[Stored entries]
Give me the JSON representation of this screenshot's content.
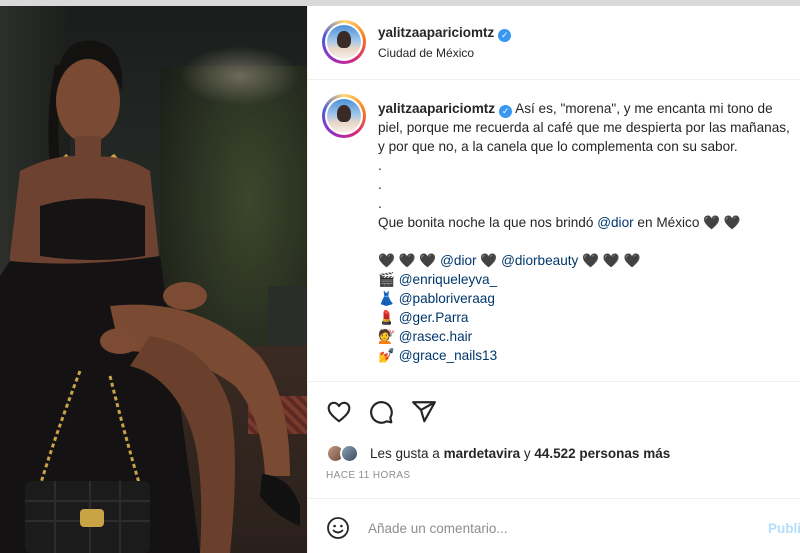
{
  "post": {
    "username": "yalitzaapariciomtz",
    "location": "Ciudad de México"
  },
  "caption": {
    "username": "yalitzaapariciomtz",
    "text": "Así es, \"morena\", y me encanta mi tono de piel, porque me recuerda al café que me despierta por las mañanas, y por que no, a la canela que lo complementa con su sabor.",
    "dots": [
      ".",
      ".",
      "."
    ],
    "line_before": "Que bonita noche la que nos brindó ",
    "line_mention": "@dior",
    "line_after": " en México 🖤 🖤",
    "hearts_line": {
      "prefix": "🖤 🖤 🖤 ",
      "mention1": "@dior",
      "middle": " 🖤 ",
      "mention2": "@diorbeauty",
      "suffix": " 🖤 🖤 🖤"
    },
    "credits": [
      {
        "emoji": "🎬",
        "handle": "@enriqueleyva_"
      },
      {
        "emoji": "👗",
        "handle": "@pabloriveraag"
      },
      {
        "emoji": "💄",
        "handle": "@ger.Parra"
      },
      {
        "emoji": "💇",
        "handle": "@rasec.hair"
      },
      {
        "emoji": "💅",
        "handle": "@grace_nails13"
      }
    ]
  },
  "likes": {
    "prefix": "Les gusta a ",
    "user": "mardetavira",
    "middle": " y ",
    "count": "44.522 personas más"
  },
  "time": "HACE 11 HORAS",
  "comment": {
    "placeholder": "Añade un comentario...",
    "publish": "Publicar"
  },
  "colors": {
    "mention": "#00376b",
    "verified": "#3897f0",
    "publish_disabled": "#b2dffc"
  }
}
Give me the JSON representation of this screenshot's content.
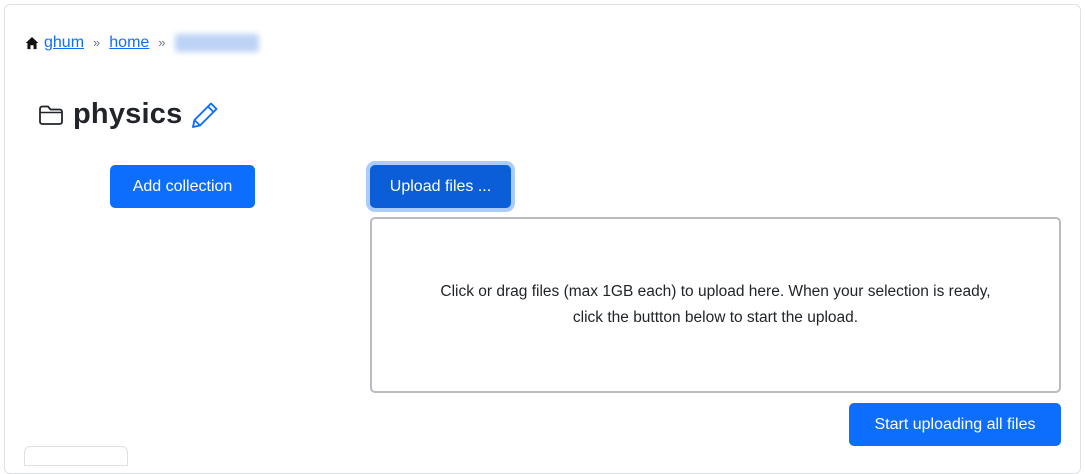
{
  "breadcrumb": {
    "home_label": "ghum",
    "separator": "»",
    "second_label": "home",
    "third_label_redacted": ""
  },
  "folder": {
    "name": "physics"
  },
  "buttons": {
    "add_collection": "Add collection",
    "upload_files": "Upload files ...",
    "start_uploading": "Start uploading all files"
  },
  "dropzone": {
    "line1": "Click or drag files (max 1GB each) to upload here. When your selection is ready,",
    "line2": "click the buttton below to start the upload."
  },
  "colors": {
    "primary": "#0d6efd",
    "primary_active": "#0b5ed7",
    "text": "#212529",
    "border": "#dee2e6"
  },
  "icons": [
    "home-icon",
    "folder-icon",
    "pencil-icon"
  ]
}
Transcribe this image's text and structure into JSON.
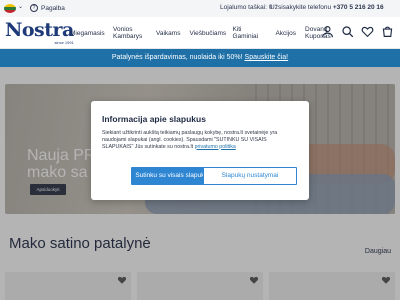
{
  "topbar": {
    "help_label": "Pagalba",
    "loyalty_text": "Lojalumo taškai: 0",
    "order_prefix": "Užsisakykite telefonu",
    "order_phone": "+370 5 216 20 16"
  },
  "header": {
    "logo_text": "Nostra",
    "logo_since": "since 1991",
    "nav": [
      {
        "label": "Miegamasis"
      },
      {
        "label": "Vonios Kambarys"
      },
      {
        "label": "Vaikams"
      },
      {
        "label": "Viešbučiams"
      },
      {
        "label": "Kiti Gaminiai"
      },
      {
        "label": "Akcijos"
      },
      {
        "label": "Dovanų Kuponas"
      }
    ],
    "icons": [
      "user-icon",
      "search-icon",
      "wishlist-icon",
      "cart-icon"
    ]
  },
  "promo": {
    "text": "Patalynės išpardavimas, nuolaida iki 50%!",
    "link": "Spauskite čia!"
  },
  "hero": {
    "title_line1": "Nauja PR",
    "title_line2": "mako sa",
    "button": "Apsiduokyti"
  },
  "cookie_modal": {
    "title": "Informacija apie slapukus",
    "body": "Siekiant užtikrinti aukštą teikiamų paslaugų kokybę, nostra.lt svetainėje yra naudojami slapukai (angl. cookies). Spausdami \"SUTINKU SU VISAIS SLAPUKAIS\" Jūs sutinkate su nostra.lt",
    "policy_link": "privatumo politika",
    "accept_button": "Sutinku su visais slapukais",
    "settings_button": "Slapukų nustatymai"
  },
  "section": {
    "title": "Mako satino patalynė",
    "more_link": "Daugiau"
  },
  "colors": {
    "brand": "#1e3a78",
    "promo_bar": "#1e70a7",
    "accent_button": "#2e86d3"
  }
}
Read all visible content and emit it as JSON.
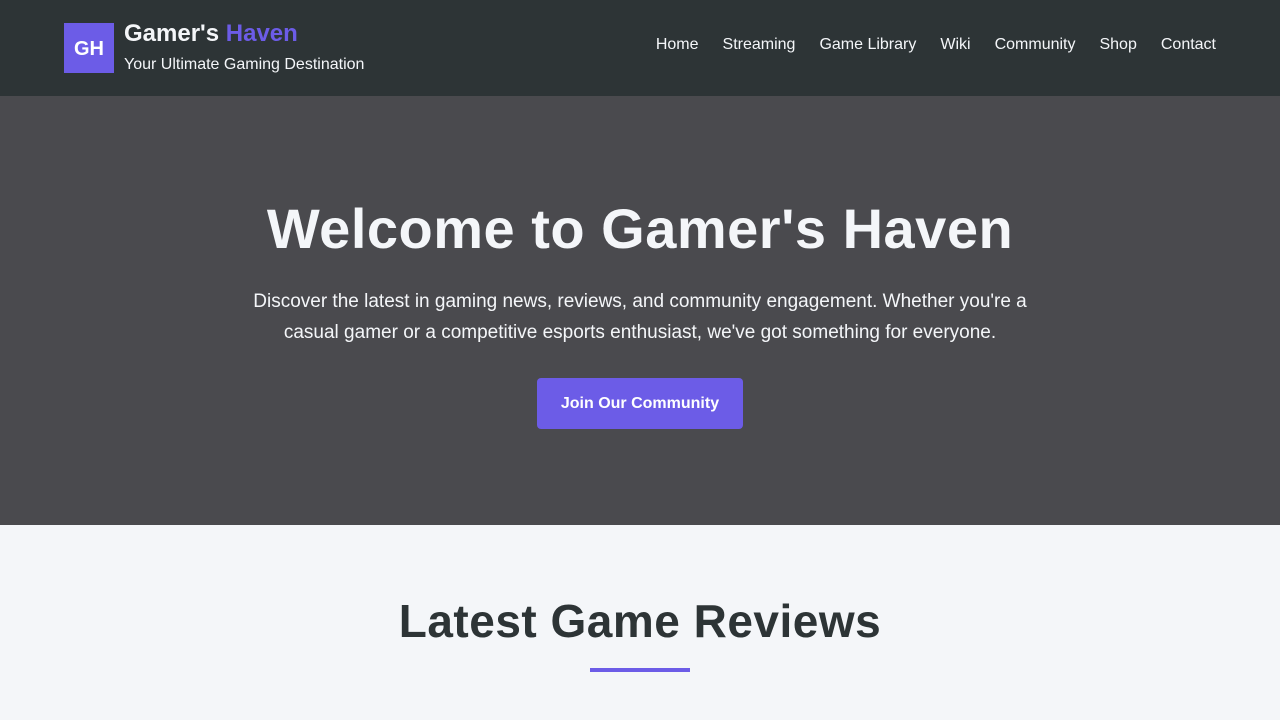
{
  "header": {
    "logo_text": "GH",
    "brand_name": "Gamer's",
    "brand_accent": "Haven",
    "tagline": "Your Ultimate Gaming Destination",
    "nav": [
      "Home",
      "Streaming",
      "Game Library",
      "Wiki",
      "Community",
      "Shop",
      "Contact"
    ]
  },
  "hero": {
    "title": "Welcome to Gamer's Haven",
    "description": "Discover the latest in gaming news, reviews, and community engagement. Whether you're a casual gamer or a competitive esports enthusiast, we've got something for everyone.",
    "cta_label": "Join Our Community"
  },
  "reviews": {
    "title": "Latest Game Reviews"
  },
  "colors": {
    "header_bg": "#2d3436",
    "accent": "#6c5ce7",
    "hero_bg": "#4a4a4e",
    "page_bg": "#f4f6f9",
    "light_text": "#f4f6f9",
    "dark_text": "#2d3436"
  }
}
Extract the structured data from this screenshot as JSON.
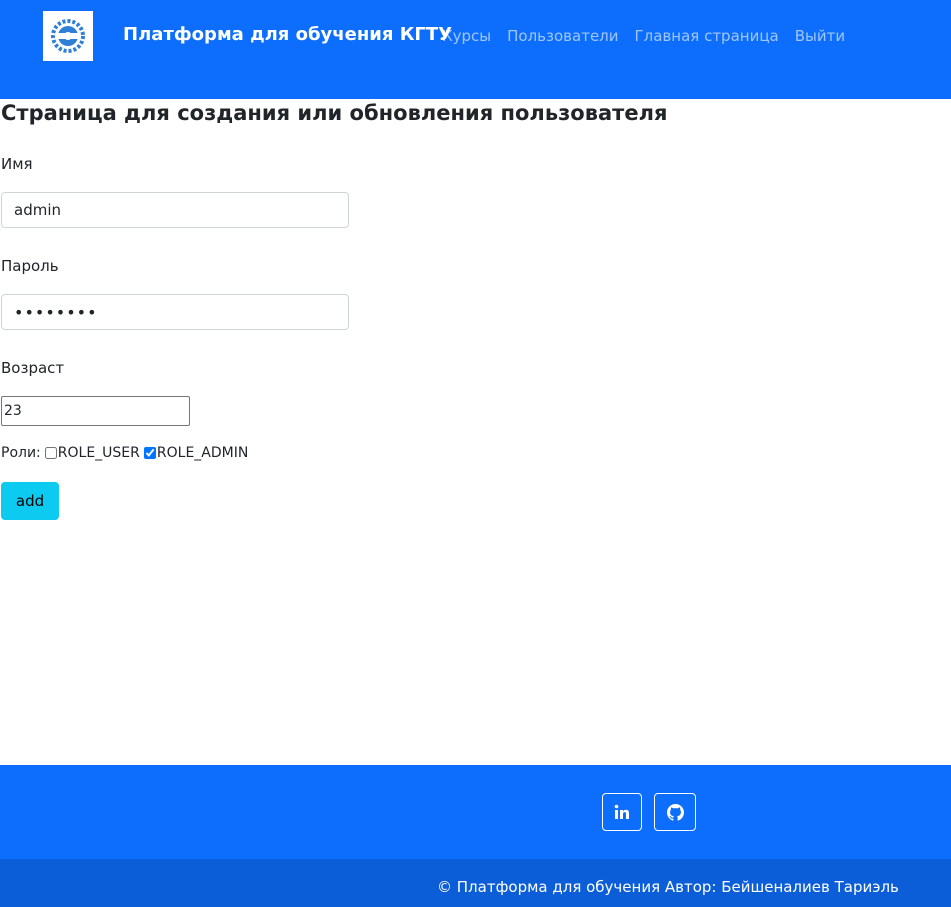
{
  "navbar": {
    "brand": "Платформа для обучения КГТУ",
    "links": [
      "Курсы",
      "Пользователи",
      "Главная страница",
      "Выйти"
    ],
    "logo_icon": "university-gear-logo",
    "background": "#0d6efd"
  },
  "form": {
    "title": "Страница для создания или обновления пользователя",
    "name_label": "Имя",
    "name_value": "admin",
    "password_label": "Пароль",
    "password_value": "••••••••",
    "age_label": "Возраст",
    "age_value": "23",
    "roles_label": "Роли:",
    "roles": [
      {
        "label": "ROLE_USER",
        "checked": false
      },
      {
        "label": "ROLE_ADMIN",
        "checked": true
      }
    ],
    "submit_label": "add",
    "submit_color": "#0dcaf0"
  },
  "footer": {
    "social_icons": [
      "linkedin-icon",
      "github-icon"
    ],
    "copyright": "© Платформа для обучения Автор: Бейшеналиев Тариэль",
    "top_color": "#0d6efd",
    "bottom_color": "#0b5ed7"
  }
}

> _EXERCISE PROMPT_
Only the lines from the one that holds "Read all visible content and emit it as JSON." through the end of the records above should be printed again, exactly as they are. Leave out the pictures.

> _SOLUTION TO THIS TASK_
Read all visible content and emit it as JSON.
{
  "header": {
    "logo_text": "GH",
    "brand_name": "Gamer's",
    "brand_accent": "Haven",
    "tagline": "Your Ultimate Gaming Destination",
    "nav": [
      "Home",
      "Streaming",
      "Game Library",
      "Wiki",
      "Community",
      "Shop",
      "Contact"
    ]
  },
  "hero": {
    "title": "Welcome to Gamer's Haven",
    "description": "Discover the latest in gaming news, reviews, and community engagement. Whether you're a casual gamer or a competitive esports enthusiast, we've got something for everyone.",
    "cta_label": "Join Our Community"
  },
  "reviews": {
    "title": "Latest Game Reviews"
  },
  "colors": {
    "header_bg": "#2d3436",
    "accent": "#6c5ce7",
    "hero_bg": "#4a4a4e",
    "page_bg": "#f4f6f9",
    "light_text": "#f4f6f9",
    "dark_text": "#2d3436"
  }
}
Extract the structured data from this screenshot as JSON.
{
  "navbar": {
    "brand": "Платформа для обучения КГТУ",
    "links": [
      "Курсы",
      "Пользователи",
      "Главная страница",
      "Выйти"
    ],
    "logo_icon": "university-gear-logo",
    "background": "#0d6efd"
  },
  "form": {
    "title": "Страница для создания или обновления пользователя",
    "name_label": "Имя",
    "name_value": "admin",
    "password_label": "Пароль",
    "password_value": "••••••••",
    "age_label": "Возраст",
    "age_value": "23",
    "roles_label": "Роли:",
    "roles": [
      {
        "label": "ROLE_USER",
        "checked": false
      },
      {
        "label": "ROLE_ADMIN",
        "checked": true
      }
    ],
    "submit_label": "add",
    "submit_color": "#0dcaf0"
  },
  "footer": {
    "social_icons": [
      "linkedin-icon",
      "github-icon"
    ],
    "copyright": "© Платформа для обучения Автор: Бейшеналиев Тариэль",
    "top_color": "#0d6efd",
    "bottom_color": "#0b5ed7"
  }
}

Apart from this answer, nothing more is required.